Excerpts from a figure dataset
-- Start --

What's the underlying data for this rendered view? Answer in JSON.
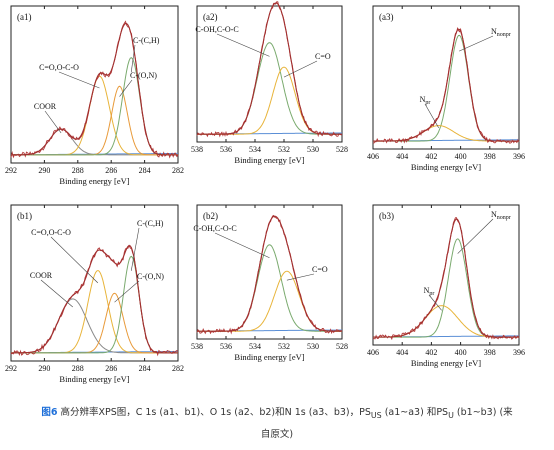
{
  "colors": {
    "measured": "#b33a3a",
    "envelope": "#a23030",
    "palette": [
      "#7aaa6e",
      "#e8b43a",
      "#e89a3a",
      "#5b8fd6",
      "#8a8a8a"
    ]
  },
  "caption": {
    "figure_label": "图6",
    "text_1": " 高分辨率XPS图，C 1s (a1、b1)、O 1s (a2、b2)和N 1s (a3、b3)，PS",
    "sub_1": "US",
    "text_2": " (a1~a3) 和PS",
    "sub_2": "U",
    "text_3": " (b1~b3)  (来",
    "line_2": "自原文)"
  },
  "chart_data": [
    {
      "panel": "(a1)",
      "type": "line",
      "xlabel": "Binding energy [eV]",
      "xlim": [
        292,
        282
      ],
      "ylim": [
        0,
        1.0
      ],
      "xticks": [
        292,
        290,
        288,
        286,
        284,
        282
      ],
      "peaks": [
        {
          "label": "COOR",
          "center": 289.0,
          "height": 0.18,
          "fwhm": 1.6
        },
        {
          "label": "C=O,O-C-O",
          "center": 286.7,
          "height": 0.55,
          "fwhm": 1.4
        },
        {
          "label": "C-(O,N)",
          "center": 285.5,
          "height": 0.48,
          "fwhm": 1.1
        },
        {
          "label": "C-(C,H)",
          "center": 284.8,
          "height": 0.68,
          "fwhm": 1.2
        }
      ],
      "series": [
        {
          "name": "measured"
        },
        {
          "name": "fit envelope"
        }
      ]
    },
    {
      "panel": "(a2)",
      "type": "line",
      "xlabel": "Binding energy [eV]",
      "xlim": [
        538,
        528
      ],
      "ylim": [
        0,
        1.0
      ],
      "xticks": [
        538,
        536,
        534,
        532,
        530,
        528
      ],
      "peaks": [
        {
          "label": "C-OH,C-O-C",
          "center": 533.0,
          "height": 0.75,
          "fwhm": 2.0
        },
        {
          "label": "C=O",
          "center": 532.0,
          "height": 0.55,
          "fwhm": 1.8
        }
      ],
      "series": [
        {
          "name": "measured"
        },
        {
          "name": "fit envelope"
        }
      ]
    },
    {
      "panel": "(a3)",
      "type": "line",
      "xlabel": "Binding energy [eV]",
      "xlim": [
        406,
        396
      ],
      "ylim": [
        0,
        1.0
      ],
      "xticks": [
        406,
        404,
        402,
        400,
        398,
        396
      ],
      "peaks": [
        {
          "label": "Nnonpr",
          "center": 400.1,
          "height": 0.82,
          "fwhm": 1.5
        },
        {
          "label": "Npr",
          "center": 401.5,
          "height": 0.12,
          "fwhm": 2.4
        }
      ],
      "series": [
        {
          "name": "measured"
        },
        {
          "name": "fit envelope"
        }
      ]
    },
    {
      "panel": "(b1)",
      "type": "line",
      "xlabel": "Binding energy [eV]",
      "xlim": [
        292,
        282
      ],
      "ylim": [
        0,
        1.0
      ],
      "xticks": [
        292,
        290,
        288,
        286,
        284,
        282
      ],
      "peaks": [
        {
          "label": "COOR",
          "center": 288.3,
          "height": 0.38,
          "fwhm": 2.0
        },
        {
          "label": "C=O,O-C-O",
          "center": 286.8,
          "height": 0.58,
          "fwhm": 1.4
        },
        {
          "label": "C-(O,N)",
          "center": 285.8,
          "height": 0.42,
          "fwhm": 1.2
        },
        {
          "label": "C-(C,H)",
          "center": 284.8,
          "height": 0.68,
          "fwhm": 1.1
        }
      ],
      "series": [
        {
          "name": "measured"
        },
        {
          "name": "fit envelope"
        }
      ]
    },
    {
      "panel": "(b2)",
      "type": "line",
      "xlabel": "Binding energy [eV]",
      "xlim": [
        538,
        528
      ],
      "ylim": [
        0,
        1.0
      ],
      "xticks": [
        538,
        536,
        534,
        532,
        530,
        528
      ],
      "peaks": [
        {
          "label": "C-OH,C-O-C",
          "center": 533.0,
          "height": 0.72,
          "fwhm": 1.9
        },
        {
          "label": "C=O",
          "center": 531.8,
          "height": 0.5,
          "fwhm": 2.0
        }
      ],
      "series": [
        {
          "name": "measured"
        },
        {
          "name": "fit envelope"
        }
      ]
    },
    {
      "panel": "(b3)",
      "type": "line",
      "xlabel": "Binding energy [eV]",
      "xlim": [
        406,
        396
      ],
      "ylim": [
        0,
        1.0
      ],
      "xticks": [
        406,
        404,
        402,
        400,
        398,
        396
      ],
      "peaks": [
        {
          "label": "Nnonpr",
          "center": 400.2,
          "height": 0.78,
          "fwhm": 1.5
        },
        {
          "label": "Npr",
          "center": 401.3,
          "height": 0.25,
          "fwhm": 2.6
        }
      ],
      "series": [
        {
          "name": "measured"
        },
        {
          "name": "fit envelope"
        }
      ]
    }
  ]
}
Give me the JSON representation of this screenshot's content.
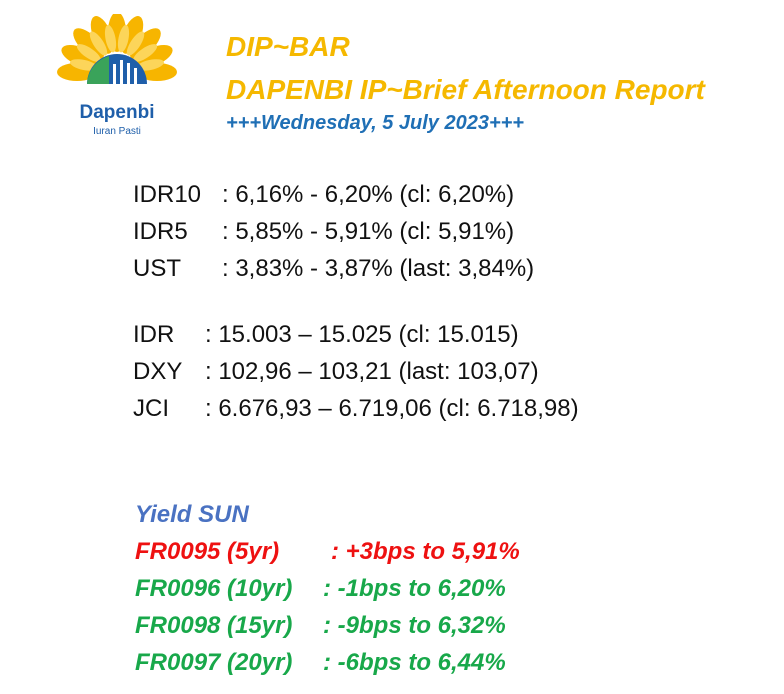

-- End --

**Task description**.
Without the pictures, print the records in full, exactly as they appear.

**Complete output**.
What's the underlying data for this rendered view? Answer in JSON.
{
  "colors": {
    "measured": "#b33a3a",
    "envelope": "#a23030",
    "palette": [
      "#7aaa6e",
      "#e8b43a",
      "#e89a3a",
      "#5b8fd6",
      "#8a8a8a"
    ]
  },
  "caption": {
    "figure_label": "图6",
    "text_1": " 高分辨率XPS图，C 1s (a1、b1)、O 1s (a2、b2)和N 1s (a3、b3)，PS",
    "sub_1": "US",
    "text_2": " (a1~a3) 和PS",
    "sub_2": "U",
    "text_3": " (b1~b3)  (来",
    "line_2": "自原文)"
  },
  "chart_data": [
    {
      "panel": "(a1)",
      "type": "line",
      "xlabel": "Binding energy [eV]",
      "xlim": [
        292,
        282
      ],
      "ylim": [
        0,
        1.0
      ],
      "xticks": [
        292,
        290,
        288,
        286,
        284,
        282
      ],
      "peaks": [
        {
          "label": "COOR",
          "center": 289.0,
          "height": 0.18,
          "fwhm": 1.6
        },
        {
          "label": "C=O,O-C-O",
          "center": 286.7,
          "height": 0.55,
          "fwhm": 1.4
        },
        {
          "label": "C-(O,N)",
          "center": 285.5,
          "height": 0.48,
          "fwhm": 1.1
        },
        {
          "label": "C-(C,H)",
          "center": 284.8,
          "height": 0.68,
          "fwhm": 1.2
        }
      ],
      "series": [
        {
          "name": "measured"
        },
        {
          "name": "fit envelope"
        }
      ]
    },
    {
      "panel": "(a2)",
      "type": "line",
      "xlabel": "Binding energy [eV]",
      "xlim": [
        538,
        528
      ],
      "ylim": [
        0,
        1.0
      ],
      "xticks": [
        538,
        536,
        534,
        532,
        530,
        528
      ],
      "peaks": [
        {
          "label": "C-OH,C-O-C",
          "center": 533.0,
          "height": 0.75,
          "fwhm": 2.0
        },
        {
          "label": "C=O",
          "center": 532.0,
          "height": 0.55,
          "fwhm": 1.8
        }
      ],
      "series": [
        {
          "name": "measured"
        },
        {
          "name": "fit envelope"
        }
      ]
    },
    {
      "panel": "(a3)",
      "type": "line",
      "xlabel": "Binding energy [eV]",
      "xlim": [
        406,
        396
      ],
      "ylim": [
        0,
        1.0
      ],
      "xticks": [
        406,
        404,
        402,
        400,
        398,
        396
      ],
      "peaks": [
        {
          "label": "Nnonpr",
          "center": 400.1,
          "height": 0.82,
          "fwhm": 1.5
        },
        {
          "label": "Npr",
          "center": 401.5,
          "height": 0.12,
          "fwhm": 2.4
        }
      ],
      "series": [
        {
          "name": "measured"
        },
        {
          "name": "fit envelope"
        }
      ]
    },
    {
      "panel": "(b1)",
      "type": "line",
      "xlabel": "Binding energy [eV]",
      "xlim": [
        292,
        282
      ],
      "ylim": [
        0,
        1.0
      ],
      "xticks": [
        292,
        290,
        288,
        286,
        284,
        282
      ],
      "peaks": [
        {
          "label": "COOR",
          "center": 288.3,
          "height": 0.38,
          "fwhm": 2.0
        },
        {
          "label": "C=O,O-C-O",
          "center": 286.8,
          "height": 0.58,
          "fwhm": 1.4
        },
        {
          "label": "C-(O,N)",
          "center": 285.8,
          "height": 0.42,
          "fwhm": 1.2
        },
        {
          "label": "C-(C,H)",
          "center": 284.8,
          "height": 0.68,
          "fwhm": 1.1
        }
      ],
      "series": [
        {
          "name": "measured"
        },
        {
          "name": "fit envelope"
        }
      ]
    },
    {
      "panel": "(b2)",
      "type": "line",
      "xlabel": "Binding energy [eV]",
      "xlim": [
        538,
        528
      ],
      "ylim": [
        0,
        1.0
      ],
      "xticks": [
        538,
        536,
        534,
        532,
        530,
        528
      ],
      "peaks": [
        {
          "label": "C-OH,C-O-C",
          "center": 533.0,
          "height": 0.72,
          "fwhm": 1.9
        },
        {
          "label": "C=O",
          "center": 531.8,
          "height": 0.5,
          "fwhm": 2.0
        }
      ],
      "series": [
        {
          "name": "measured"
        },
        {
          "name": "fit envelope"
        }
      ]
    },
    {
      "panel": "(b3)",
      "type": "line",
      "xlabel": "Binding energy [eV]",
      "xlim": [
        406,
        396
      ],
      "ylim": [
        0,
        1.0
      ],
      "xticks": [
        406,
        404,
        402,
        400,
        398,
        396
      ],
      "peaks": [
        {
          "label": "Nnonpr",
          "center": 400.2,
          "height": 0.78,
          "fwhm": 1.5
        },
        {
          "label": "Npr",
          "center": 401.3,
          "height": 0.25,
          "fwhm": 2.6
        }
      ],
      "series": [
        {
          "name": "measured"
        },
        {
          "name": "fit envelope"
        }
      ]
    }
  ]
}
Give me the JSON representation of this screenshot's content.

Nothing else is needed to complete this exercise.